Excerpt from a dataset
--- --- ---

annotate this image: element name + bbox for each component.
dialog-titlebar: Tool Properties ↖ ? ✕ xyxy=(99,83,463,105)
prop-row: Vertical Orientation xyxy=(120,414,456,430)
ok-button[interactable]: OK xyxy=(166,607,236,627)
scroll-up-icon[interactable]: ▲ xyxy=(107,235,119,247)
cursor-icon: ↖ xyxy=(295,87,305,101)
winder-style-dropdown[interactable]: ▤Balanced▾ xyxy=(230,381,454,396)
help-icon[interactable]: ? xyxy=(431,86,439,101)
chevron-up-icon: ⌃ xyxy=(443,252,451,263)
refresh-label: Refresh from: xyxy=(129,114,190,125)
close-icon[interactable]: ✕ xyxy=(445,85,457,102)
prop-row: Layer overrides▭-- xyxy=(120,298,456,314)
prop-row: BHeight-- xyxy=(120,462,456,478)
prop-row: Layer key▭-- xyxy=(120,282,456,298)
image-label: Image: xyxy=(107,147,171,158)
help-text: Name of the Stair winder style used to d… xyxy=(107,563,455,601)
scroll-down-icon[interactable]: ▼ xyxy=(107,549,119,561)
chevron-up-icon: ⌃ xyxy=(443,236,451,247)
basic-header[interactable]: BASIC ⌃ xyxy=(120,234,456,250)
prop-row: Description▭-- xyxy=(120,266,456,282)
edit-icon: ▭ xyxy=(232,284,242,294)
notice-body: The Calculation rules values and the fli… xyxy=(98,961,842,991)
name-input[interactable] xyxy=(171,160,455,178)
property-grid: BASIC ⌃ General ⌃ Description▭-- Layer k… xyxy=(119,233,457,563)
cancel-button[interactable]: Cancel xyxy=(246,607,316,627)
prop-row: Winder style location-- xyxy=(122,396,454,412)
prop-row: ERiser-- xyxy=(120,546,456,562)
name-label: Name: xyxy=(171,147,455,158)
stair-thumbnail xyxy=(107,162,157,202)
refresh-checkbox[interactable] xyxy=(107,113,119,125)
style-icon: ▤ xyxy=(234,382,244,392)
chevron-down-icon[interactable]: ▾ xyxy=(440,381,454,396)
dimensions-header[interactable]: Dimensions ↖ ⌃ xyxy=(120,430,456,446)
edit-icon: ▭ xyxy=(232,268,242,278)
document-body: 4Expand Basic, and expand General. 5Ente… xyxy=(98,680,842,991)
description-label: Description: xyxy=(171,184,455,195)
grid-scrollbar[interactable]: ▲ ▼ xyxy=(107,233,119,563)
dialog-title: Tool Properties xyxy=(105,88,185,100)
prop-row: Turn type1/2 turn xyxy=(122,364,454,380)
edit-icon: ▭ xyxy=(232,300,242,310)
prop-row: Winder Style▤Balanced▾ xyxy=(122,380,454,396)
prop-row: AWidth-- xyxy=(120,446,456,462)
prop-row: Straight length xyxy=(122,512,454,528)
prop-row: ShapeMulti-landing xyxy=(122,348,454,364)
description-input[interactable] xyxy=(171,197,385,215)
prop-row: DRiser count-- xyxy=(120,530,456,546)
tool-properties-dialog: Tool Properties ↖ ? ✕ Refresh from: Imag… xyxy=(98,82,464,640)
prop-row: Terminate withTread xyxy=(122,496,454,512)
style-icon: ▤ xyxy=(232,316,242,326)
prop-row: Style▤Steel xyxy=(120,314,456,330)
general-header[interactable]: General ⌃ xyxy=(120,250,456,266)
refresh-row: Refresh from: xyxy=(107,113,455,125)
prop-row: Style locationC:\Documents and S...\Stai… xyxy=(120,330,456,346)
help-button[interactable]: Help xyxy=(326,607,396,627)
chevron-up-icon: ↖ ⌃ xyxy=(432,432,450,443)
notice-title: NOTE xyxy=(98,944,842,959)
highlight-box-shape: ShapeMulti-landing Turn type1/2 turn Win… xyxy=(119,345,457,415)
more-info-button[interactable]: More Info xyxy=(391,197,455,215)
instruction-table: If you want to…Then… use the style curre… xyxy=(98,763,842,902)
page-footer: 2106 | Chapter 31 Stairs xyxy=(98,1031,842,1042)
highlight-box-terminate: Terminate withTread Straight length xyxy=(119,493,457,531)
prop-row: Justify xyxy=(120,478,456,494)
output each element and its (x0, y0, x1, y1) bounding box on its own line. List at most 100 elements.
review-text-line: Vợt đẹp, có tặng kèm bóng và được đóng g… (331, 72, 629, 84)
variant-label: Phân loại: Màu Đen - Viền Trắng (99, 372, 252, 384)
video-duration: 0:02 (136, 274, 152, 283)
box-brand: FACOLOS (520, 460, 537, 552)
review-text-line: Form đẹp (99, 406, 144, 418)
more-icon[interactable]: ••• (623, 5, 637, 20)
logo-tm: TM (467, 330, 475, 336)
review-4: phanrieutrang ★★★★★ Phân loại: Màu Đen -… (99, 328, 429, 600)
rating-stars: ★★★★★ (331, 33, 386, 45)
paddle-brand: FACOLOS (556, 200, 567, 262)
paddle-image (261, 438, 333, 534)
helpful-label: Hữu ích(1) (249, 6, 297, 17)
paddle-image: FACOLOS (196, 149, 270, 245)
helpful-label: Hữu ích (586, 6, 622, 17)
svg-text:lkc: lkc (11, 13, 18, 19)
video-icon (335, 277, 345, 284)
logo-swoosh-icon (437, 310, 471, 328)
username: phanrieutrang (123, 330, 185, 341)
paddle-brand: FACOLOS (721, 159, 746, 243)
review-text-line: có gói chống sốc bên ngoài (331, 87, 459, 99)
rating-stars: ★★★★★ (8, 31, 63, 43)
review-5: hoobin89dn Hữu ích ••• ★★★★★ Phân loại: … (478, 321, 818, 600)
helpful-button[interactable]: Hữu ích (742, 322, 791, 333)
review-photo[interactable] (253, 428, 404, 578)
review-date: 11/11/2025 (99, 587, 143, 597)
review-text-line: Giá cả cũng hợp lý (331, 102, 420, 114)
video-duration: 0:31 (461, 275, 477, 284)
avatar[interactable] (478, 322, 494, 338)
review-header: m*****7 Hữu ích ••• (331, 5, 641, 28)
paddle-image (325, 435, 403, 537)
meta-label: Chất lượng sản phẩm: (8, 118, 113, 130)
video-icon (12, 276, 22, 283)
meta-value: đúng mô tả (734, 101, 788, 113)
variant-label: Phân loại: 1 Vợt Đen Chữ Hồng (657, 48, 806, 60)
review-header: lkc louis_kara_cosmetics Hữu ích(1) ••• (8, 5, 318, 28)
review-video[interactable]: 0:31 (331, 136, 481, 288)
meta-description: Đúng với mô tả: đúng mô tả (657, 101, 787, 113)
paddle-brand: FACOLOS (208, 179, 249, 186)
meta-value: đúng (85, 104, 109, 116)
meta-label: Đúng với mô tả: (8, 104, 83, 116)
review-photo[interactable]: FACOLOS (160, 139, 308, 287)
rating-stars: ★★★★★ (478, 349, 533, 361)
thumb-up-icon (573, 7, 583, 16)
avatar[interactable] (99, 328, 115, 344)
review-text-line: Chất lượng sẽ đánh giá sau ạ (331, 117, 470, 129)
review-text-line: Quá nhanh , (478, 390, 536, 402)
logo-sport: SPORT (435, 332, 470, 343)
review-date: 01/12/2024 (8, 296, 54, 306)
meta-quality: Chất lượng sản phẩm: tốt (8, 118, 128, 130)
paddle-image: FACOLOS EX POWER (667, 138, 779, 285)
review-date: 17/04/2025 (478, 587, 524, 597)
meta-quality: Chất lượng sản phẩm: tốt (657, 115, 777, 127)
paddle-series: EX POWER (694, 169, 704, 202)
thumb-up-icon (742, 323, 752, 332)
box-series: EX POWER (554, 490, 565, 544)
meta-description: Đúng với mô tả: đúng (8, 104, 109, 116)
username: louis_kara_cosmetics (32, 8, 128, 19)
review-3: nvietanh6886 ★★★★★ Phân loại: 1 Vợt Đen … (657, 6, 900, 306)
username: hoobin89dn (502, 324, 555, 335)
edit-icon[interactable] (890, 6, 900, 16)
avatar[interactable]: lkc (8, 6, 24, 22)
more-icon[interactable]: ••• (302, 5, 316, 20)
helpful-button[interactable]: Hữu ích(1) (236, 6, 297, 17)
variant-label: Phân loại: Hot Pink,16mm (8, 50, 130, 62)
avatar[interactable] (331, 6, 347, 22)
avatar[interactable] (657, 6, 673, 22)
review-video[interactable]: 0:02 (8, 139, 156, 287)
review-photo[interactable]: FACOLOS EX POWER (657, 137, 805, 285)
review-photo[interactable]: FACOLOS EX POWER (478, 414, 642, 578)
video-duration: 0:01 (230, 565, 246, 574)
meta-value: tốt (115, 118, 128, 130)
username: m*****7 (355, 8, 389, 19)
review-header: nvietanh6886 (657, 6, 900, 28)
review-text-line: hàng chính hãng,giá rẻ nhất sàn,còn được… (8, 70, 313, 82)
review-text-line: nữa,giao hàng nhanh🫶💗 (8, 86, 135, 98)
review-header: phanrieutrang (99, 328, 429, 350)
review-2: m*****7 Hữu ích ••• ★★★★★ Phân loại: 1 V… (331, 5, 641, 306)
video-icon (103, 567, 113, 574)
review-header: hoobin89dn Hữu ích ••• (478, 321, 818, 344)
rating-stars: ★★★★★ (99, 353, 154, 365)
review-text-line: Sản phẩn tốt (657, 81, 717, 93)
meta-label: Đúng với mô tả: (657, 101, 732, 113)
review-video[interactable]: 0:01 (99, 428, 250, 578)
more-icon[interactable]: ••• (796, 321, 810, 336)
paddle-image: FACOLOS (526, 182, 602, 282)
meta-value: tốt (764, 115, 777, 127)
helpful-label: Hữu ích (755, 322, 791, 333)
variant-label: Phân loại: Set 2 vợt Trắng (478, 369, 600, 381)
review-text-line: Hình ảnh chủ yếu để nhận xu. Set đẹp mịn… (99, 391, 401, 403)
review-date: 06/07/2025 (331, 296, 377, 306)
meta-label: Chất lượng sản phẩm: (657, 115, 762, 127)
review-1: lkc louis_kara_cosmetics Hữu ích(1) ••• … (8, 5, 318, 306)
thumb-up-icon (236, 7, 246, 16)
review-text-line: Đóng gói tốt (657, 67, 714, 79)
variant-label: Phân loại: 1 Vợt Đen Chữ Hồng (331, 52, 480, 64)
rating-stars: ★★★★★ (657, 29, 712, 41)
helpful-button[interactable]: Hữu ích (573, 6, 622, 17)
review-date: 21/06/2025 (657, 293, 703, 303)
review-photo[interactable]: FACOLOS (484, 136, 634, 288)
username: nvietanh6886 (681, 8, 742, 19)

--- --- ---

WHAT IS NEEDED:
Change "Orientation" to "Alignment" in the rows from the first one through the line with "cursor-icon: ↖ xyxy=(295,87,305,101)", and give those lines again with nothing else altered.

WRITTEN RESPONSE:
annotate this image: element name + bbox for each component.
dialog-titlebar: Tool Properties ↖ ? ✕ xyxy=(99,83,463,105)
prop-row: Vertical Alignment xyxy=(120,414,456,430)
ok-button[interactable]: OK xyxy=(166,607,236,627)
scroll-up-icon[interactable]: ▲ xyxy=(107,235,119,247)
cursor-icon: ↖ xyxy=(295,87,305,101)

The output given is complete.